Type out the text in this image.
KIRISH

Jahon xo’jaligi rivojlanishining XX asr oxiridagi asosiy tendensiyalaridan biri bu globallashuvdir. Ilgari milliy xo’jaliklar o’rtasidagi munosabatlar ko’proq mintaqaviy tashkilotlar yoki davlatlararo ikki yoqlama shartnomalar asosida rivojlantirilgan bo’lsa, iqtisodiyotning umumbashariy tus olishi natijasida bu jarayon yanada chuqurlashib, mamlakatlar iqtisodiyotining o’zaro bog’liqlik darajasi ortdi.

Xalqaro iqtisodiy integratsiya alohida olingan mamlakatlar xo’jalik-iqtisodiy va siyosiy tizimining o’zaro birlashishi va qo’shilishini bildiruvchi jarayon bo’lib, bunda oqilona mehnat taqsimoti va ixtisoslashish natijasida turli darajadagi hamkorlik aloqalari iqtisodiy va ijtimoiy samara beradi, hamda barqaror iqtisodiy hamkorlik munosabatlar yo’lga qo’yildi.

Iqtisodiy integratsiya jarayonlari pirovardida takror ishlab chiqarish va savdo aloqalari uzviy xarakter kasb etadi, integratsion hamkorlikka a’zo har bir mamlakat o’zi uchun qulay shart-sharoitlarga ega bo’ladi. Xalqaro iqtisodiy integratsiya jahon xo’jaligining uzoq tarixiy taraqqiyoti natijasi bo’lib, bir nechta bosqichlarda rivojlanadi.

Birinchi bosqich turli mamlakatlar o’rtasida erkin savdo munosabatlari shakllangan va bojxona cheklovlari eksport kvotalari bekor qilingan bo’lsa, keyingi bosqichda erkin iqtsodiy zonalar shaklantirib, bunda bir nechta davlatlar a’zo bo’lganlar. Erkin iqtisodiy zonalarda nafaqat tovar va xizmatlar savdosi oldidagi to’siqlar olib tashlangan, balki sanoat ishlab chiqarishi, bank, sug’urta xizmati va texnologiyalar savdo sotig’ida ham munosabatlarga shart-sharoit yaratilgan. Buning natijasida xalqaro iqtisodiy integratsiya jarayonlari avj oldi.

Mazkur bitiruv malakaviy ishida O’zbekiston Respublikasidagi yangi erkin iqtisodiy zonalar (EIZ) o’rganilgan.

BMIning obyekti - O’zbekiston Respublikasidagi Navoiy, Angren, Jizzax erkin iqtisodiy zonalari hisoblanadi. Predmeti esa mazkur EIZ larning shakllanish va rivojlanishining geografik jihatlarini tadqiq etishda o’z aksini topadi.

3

§ AIM OF THE EXERCISE:
Return every line containing "natijasida".

§ THE SOLUTION:
Jahon xo’jaligi rivojlanishining XX asr oxiridagi asosiy tendensiyalaridan biri bu globallashuvdir. Ilgari milliy xo’jaliklar o’rtasidagi munosabatlar ko’proq mintaqaviy tashkilotlar yoki davlatlararo ikki yoqlama shartnomalar asosida rivojlantirilgan bo’lsa, iqtisodiyotning umumbashariy tus olishi natijasida bu jarayon yanada chuqurlashib, mamlakatlar iqtisodiyotining o’zaro bog’liqlik darajasi ortdi.
Xalqaro iqtisodiy integratsiya alohida olingan mamlakatlar xo’jalik-iqtisodiy va siyosiy tizimining o’zaro birlashishi va qo’shilishini bildiruvchi jarayon bo’lib, bunda oqilona mehnat taqsimoti va ixtisoslashish natijasida turli darajadagi hamkorlik aloqalari iqtisodiy va ijtimoiy samara beradi, hamda barqaror iqtisodiy hamkorlik munosabatlar yo’lga qo’yildi.
Birinchi bosqich turli mamlakatlar o’rtasida erkin savdo munosabatlari shakllangan va bojxona cheklovlari eksport kvotalari bekor qilingan bo’lsa, keyingi bosqichda erkin iqtsodiy zonalar shaklantirib, bunda bir nechta davlatlar a’zo bo’lganlar. Erkin iqtisodiy zonalarda nafaqat tovar va xizmatlar savdosi oldidagi to’siqlar olib tashlangan, balki sanoat ishlab chiqarishi, bank, sug’urta xizmati va texnologiyalar savdo sotig’ida ham munosabatlarga shart-sharoit yaratilgan. Buning natijasida xalqaro iqtisodiy integratsiya jarayonlari avj oldi.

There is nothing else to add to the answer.